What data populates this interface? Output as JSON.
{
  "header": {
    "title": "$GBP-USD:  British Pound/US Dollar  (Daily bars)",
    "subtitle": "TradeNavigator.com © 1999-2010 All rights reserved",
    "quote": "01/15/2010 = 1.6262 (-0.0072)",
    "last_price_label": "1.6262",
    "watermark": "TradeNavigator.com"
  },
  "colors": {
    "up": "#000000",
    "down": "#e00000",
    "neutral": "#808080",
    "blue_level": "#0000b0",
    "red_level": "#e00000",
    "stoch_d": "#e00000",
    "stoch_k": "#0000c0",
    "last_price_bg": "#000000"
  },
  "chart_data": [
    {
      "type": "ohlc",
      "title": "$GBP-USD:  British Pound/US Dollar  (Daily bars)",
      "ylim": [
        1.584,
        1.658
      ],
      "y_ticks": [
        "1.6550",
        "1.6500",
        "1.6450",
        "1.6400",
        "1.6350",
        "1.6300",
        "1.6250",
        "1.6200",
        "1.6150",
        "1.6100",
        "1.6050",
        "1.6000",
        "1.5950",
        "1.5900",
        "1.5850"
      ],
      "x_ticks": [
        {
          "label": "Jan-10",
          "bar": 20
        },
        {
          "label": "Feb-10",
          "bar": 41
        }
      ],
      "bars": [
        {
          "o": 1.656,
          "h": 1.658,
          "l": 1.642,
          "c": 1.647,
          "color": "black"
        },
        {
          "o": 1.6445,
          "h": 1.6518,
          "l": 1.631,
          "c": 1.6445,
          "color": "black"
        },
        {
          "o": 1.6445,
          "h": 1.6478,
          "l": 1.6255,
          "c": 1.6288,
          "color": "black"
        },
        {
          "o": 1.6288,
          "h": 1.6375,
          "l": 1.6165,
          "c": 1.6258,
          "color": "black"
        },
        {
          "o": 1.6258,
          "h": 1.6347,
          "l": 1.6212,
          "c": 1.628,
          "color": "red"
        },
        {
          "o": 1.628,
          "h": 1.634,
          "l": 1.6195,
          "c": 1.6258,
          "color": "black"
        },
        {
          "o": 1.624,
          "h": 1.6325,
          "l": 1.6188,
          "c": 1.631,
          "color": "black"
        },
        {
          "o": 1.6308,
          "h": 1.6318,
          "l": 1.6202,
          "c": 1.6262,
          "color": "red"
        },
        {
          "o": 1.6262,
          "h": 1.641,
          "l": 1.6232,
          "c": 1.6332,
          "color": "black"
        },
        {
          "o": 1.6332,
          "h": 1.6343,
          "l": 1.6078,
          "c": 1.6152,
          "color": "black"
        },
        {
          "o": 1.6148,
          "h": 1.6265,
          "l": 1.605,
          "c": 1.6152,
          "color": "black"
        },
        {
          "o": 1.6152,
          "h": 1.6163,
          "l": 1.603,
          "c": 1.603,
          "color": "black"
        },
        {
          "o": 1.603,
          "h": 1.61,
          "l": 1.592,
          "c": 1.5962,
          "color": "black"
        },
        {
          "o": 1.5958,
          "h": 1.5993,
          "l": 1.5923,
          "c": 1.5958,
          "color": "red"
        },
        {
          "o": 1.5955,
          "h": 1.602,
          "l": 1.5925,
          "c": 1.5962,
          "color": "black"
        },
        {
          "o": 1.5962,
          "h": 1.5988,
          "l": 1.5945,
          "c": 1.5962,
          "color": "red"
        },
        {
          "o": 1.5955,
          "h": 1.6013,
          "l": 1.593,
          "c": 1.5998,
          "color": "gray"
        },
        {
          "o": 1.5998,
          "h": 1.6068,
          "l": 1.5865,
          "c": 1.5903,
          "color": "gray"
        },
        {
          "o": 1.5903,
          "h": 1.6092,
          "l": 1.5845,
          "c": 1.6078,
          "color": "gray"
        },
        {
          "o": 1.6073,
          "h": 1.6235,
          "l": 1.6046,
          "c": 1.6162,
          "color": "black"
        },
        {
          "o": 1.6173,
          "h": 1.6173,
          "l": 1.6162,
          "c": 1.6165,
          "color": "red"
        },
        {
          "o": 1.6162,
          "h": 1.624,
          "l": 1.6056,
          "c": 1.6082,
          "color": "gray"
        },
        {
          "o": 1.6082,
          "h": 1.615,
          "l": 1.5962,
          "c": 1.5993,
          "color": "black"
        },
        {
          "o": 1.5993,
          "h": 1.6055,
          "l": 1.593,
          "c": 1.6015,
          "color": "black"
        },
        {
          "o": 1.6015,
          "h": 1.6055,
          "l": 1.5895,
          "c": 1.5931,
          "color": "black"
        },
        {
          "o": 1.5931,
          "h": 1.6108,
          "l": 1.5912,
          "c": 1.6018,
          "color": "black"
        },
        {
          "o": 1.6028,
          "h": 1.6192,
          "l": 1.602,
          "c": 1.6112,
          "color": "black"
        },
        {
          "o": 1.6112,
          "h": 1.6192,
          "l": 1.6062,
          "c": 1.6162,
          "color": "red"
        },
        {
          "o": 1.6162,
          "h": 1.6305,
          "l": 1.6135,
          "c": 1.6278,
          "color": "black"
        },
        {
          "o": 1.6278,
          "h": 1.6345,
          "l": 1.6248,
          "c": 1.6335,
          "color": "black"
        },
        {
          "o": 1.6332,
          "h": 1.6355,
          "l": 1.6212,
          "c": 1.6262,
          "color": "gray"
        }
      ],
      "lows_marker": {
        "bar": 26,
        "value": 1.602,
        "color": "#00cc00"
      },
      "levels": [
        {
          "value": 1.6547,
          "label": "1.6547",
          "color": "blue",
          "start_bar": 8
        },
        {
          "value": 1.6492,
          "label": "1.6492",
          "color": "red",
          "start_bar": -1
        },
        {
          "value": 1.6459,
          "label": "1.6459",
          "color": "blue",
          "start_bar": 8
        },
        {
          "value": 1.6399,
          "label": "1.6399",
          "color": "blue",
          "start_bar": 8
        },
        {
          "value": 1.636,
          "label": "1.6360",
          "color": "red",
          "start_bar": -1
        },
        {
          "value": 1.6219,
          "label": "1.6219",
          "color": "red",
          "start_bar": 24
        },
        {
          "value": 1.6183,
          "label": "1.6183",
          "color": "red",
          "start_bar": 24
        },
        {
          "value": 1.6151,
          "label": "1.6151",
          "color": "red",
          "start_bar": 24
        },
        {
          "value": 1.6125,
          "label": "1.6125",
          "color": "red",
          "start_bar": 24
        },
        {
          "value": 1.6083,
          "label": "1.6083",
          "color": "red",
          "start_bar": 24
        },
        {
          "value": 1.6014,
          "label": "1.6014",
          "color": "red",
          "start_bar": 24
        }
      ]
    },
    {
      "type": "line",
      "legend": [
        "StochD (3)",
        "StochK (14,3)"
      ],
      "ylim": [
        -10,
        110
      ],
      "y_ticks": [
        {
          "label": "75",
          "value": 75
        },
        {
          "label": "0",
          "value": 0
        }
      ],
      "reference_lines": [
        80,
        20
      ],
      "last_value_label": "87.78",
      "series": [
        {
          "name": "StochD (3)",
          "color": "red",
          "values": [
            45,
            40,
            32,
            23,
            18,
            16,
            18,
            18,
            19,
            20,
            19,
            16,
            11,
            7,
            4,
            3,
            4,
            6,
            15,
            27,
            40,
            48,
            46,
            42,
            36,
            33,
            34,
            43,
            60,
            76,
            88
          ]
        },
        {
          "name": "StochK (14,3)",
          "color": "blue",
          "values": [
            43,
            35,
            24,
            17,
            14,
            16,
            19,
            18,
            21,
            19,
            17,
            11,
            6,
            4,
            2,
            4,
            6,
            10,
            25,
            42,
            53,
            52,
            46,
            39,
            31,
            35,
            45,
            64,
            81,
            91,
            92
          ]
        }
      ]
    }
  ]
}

● **PROBLEM DESCRIPTION**
Make an exact copy of every entry.

● **SOLUTION TO THIS PROBLEM**
What data populates this interface? Output as JSON.
{
  "header": {
    "title": "$GBP-USD:  British Pound/US Dollar  (Daily bars)",
    "subtitle": "TradeNavigator.com © 1999-2010 All rights reserved",
    "quote": "01/15/2010 = 1.6262 (-0.0072)",
    "last_price_label": "1.6262",
    "watermark": "TradeNavigator.com"
  },
  "colors": {
    "up": "#000000",
    "down": "#e00000",
    "neutral": "#808080",
    "blue_level": "#0000b0",
    "red_level": "#e00000",
    "stoch_d": "#e00000",
    "stoch_k": "#0000c0",
    "last_price_bg": "#000000"
  },
  "chart_data": [
    {
      "type": "ohlc",
      "title": "$GBP-USD:  British Pound/US Dollar  (Daily bars)",
      "ylim": [
        1.584,
        1.658
      ],
      "y_ticks": [
        "1.6550",
        "1.6500",
        "1.6450",
        "1.6400",
        "1.6350",
        "1.6300",
        "1.6250",
        "1.6200",
        "1.6150",
        "1.6100",
        "1.6050",
        "1.6000",
        "1.5950",
        "1.5900",
        "1.5850"
      ],
      "x_ticks": [
        {
          "label": "Jan-10",
          "bar": 20
        },
        {
          "label": "Feb-10",
          "bar": 41
        }
      ],
      "bars": [
        {
          "o": 1.656,
          "h": 1.658,
          "l": 1.642,
          "c": 1.647,
          "color": "black"
        },
        {
          "o": 1.6445,
          "h": 1.6518,
          "l": 1.631,
          "c": 1.6445,
          "color": "black"
        },
        {
          "o": 1.6445,
          "h": 1.6478,
          "l": 1.6255,
          "c": 1.6288,
          "color": "black"
        },
        {
          "o": 1.6288,
          "h": 1.6375,
          "l": 1.6165,
          "c": 1.6258,
          "color": "black"
        },
        {
          "o": 1.6258,
          "h": 1.6347,
          "l": 1.6212,
          "c": 1.628,
          "color": "red"
        },
        {
          "o": 1.628,
          "h": 1.634,
          "l": 1.6195,
          "c": 1.6258,
          "color": "black"
        },
        {
          "o": 1.624,
          "h": 1.6325,
          "l": 1.6188,
          "c": 1.631,
          "color": "black"
        },
        {
          "o": 1.6308,
          "h": 1.6318,
          "l": 1.6202,
          "c": 1.6262,
          "color": "red"
        },
        {
          "o": 1.6262,
          "h": 1.641,
          "l": 1.6232,
          "c": 1.6332,
          "color": "black"
        },
        {
          "o": 1.6332,
          "h": 1.6343,
          "l": 1.6078,
          "c": 1.6152,
          "color": "black"
        },
        {
          "o": 1.6148,
          "h": 1.6265,
          "l": 1.605,
          "c": 1.6152,
          "color": "black"
        },
        {
          "o": 1.6152,
          "h": 1.6163,
          "l": 1.603,
          "c": 1.603,
          "color": "black"
        },
        {
          "o": 1.603,
          "h": 1.61,
          "l": 1.592,
          "c": 1.5962,
          "color": "black"
        },
        {
          "o": 1.5958,
          "h": 1.5993,
          "l": 1.5923,
          "c": 1.5958,
          "color": "red"
        },
        {
          "o": 1.5955,
          "h": 1.602,
          "l": 1.5925,
          "c": 1.5962,
          "color": "black"
        },
        {
          "o": 1.5962,
          "h": 1.5988,
          "l": 1.5945,
          "c": 1.5962,
          "color": "red"
        },
        {
          "o": 1.5955,
          "h": 1.6013,
          "l": 1.593,
          "c": 1.5998,
          "color": "gray"
        },
        {
          "o": 1.5998,
          "h": 1.6068,
          "l": 1.5865,
          "c": 1.5903,
          "color": "gray"
        },
        {
          "o": 1.5903,
          "h": 1.6092,
          "l": 1.5845,
          "c": 1.6078,
          "color": "gray"
        },
        {
          "o": 1.6073,
          "h": 1.6235,
          "l": 1.6046,
          "c": 1.6162,
          "color": "black"
        },
        {
          "o": 1.6173,
          "h": 1.6173,
          "l": 1.6162,
          "c": 1.6165,
          "color": "red"
        },
        {
          "o": 1.6162,
          "h": 1.624,
          "l": 1.6056,
          "c": 1.6082,
          "color": "gray"
        },
        {
          "o": 1.6082,
          "h": 1.615,
          "l": 1.5962,
          "c": 1.5993,
          "color": "black"
        },
        {
          "o": 1.5993,
          "h": 1.6055,
          "l": 1.593,
          "c": 1.6015,
          "color": "black"
        },
        {
          "o": 1.6015,
          "h": 1.6055,
          "l": 1.5895,
          "c": 1.5931,
          "color": "black"
        },
        {
          "o": 1.5931,
          "h": 1.6108,
          "l": 1.5912,
          "c": 1.6018,
          "color": "black"
        },
        {
          "o": 1.6028,
          "h": 1.6192,
          "l": 1.602,
          "c": 1.6112,
          "color": "black"
        },
        {
          "o": 1.6112,
          "h": 1.6192,
          "l": 1.6062,
          "c": 1.6162,
          "color": "red"
        },
        {
          "o": 1.6162,
          "h": 1.6305,
          "l": 1.6135,
          "c": 1.6278,
          "color": "black"
        },
        {
          "o": 1.6278,
          "h": 1.6345,
          "l": 1.6248,
          "c": 1.6335,
          "color": "black"
        },
        {
          "o": 1.6332,
          "h": 1.6355,
          "l": 1.6212,
          "c": 1.6262,
          "color": "gray"
        }
      ],
      "lows_marker": {
        "bar": 26,
        "value": 1.602,
        "color": "#00cc00"
      },
      "levels": [
        {
          "value": 1.6547,
          "label": "1.6547",
          "color": "blue",
          "start_bar": 8
        },
        {
          "value": 1.6492,
          "label": "1.6492",
          "color": "red",
          "start_bar": -1
        },
        {
          "value": 1.6459,
          "label": "1.6459",
          "color": "blue",
          "start_bar": 8
        },
        {
          "value": 1.6399,
          "label": "1.6399",
          "color": "blue",
          "start_bar": 8
        },
        {
          "value": 1.636,
          "label": "1.6360",
          "color": "red",
          "start_bar": -1
        },
        {
          "value": 1.6219,
          "label": "1.6219",
          "color": "red",
          "start_bar": 24
        },
        {
          "value": 1.6183,
          "label": "1.6183",
          "color": "red",
          "start_bar": 24
        },
        {
          "value": 1.6151,
          "label": "1.6151",
          "color": "red",
          "start_bar": 24
        },
        {
          "value": 1.6125,
          "label": "1.6125",
          "color": "red",
          "start_bar": 24
        },
        {
          "value": 1.6083,
          "label": "1.6083",
          "color": "red",
          "start_bar": 24
        },
        {
          "value": 1.6014,
          "label": "1.6014",
          "color": "red",
          "start_bar": 24
        }
      ]
    },
    {
      "type": "line",
      "legend": [
        "StochD (3)",
        "StochK (14,3)"
      ],
      "ylim": [
        -10,
        110
      ],
      "y_ticks": [
        {
          "label": "75",
          "value": 75
        },
        {
          "label": "0",
          "value": 0
        }
      ],
      "reference_lines": [
        80,
        20
      ],
      "last_value_label": "87.78",
      "series": [
        {
          "name": "StochD (3)",
          "color": "red",
          "values": [
            45,
            40,
            32,
            23,
            18,
            16,
            18,
            18,
            19,
            20,
            19,
            16,
            11,
            7,
            4,
            3,
            4,
            6,
            15,
            27,
            40,
            48,
            46,
            42,
            36,
            33,
            34,
            43,
            60,
            76,
            88
          ]
        },
        {
          "name": "StochK (14,3)",
          "color": "blue",
          "values": [
            43,
            35,
            24,
            17,
            14,
            16,
            19,
            18,
            21,
            19,
            17,
            11,
            6,
            4,
            2,
            4,
            6,
            10,
            25,
            42,
            53,
            52,
            46,
            39,
            31,
            35,
            45,
            64,
            81,
            91,
            92
          ]
        }
      ]
    }
  ]
}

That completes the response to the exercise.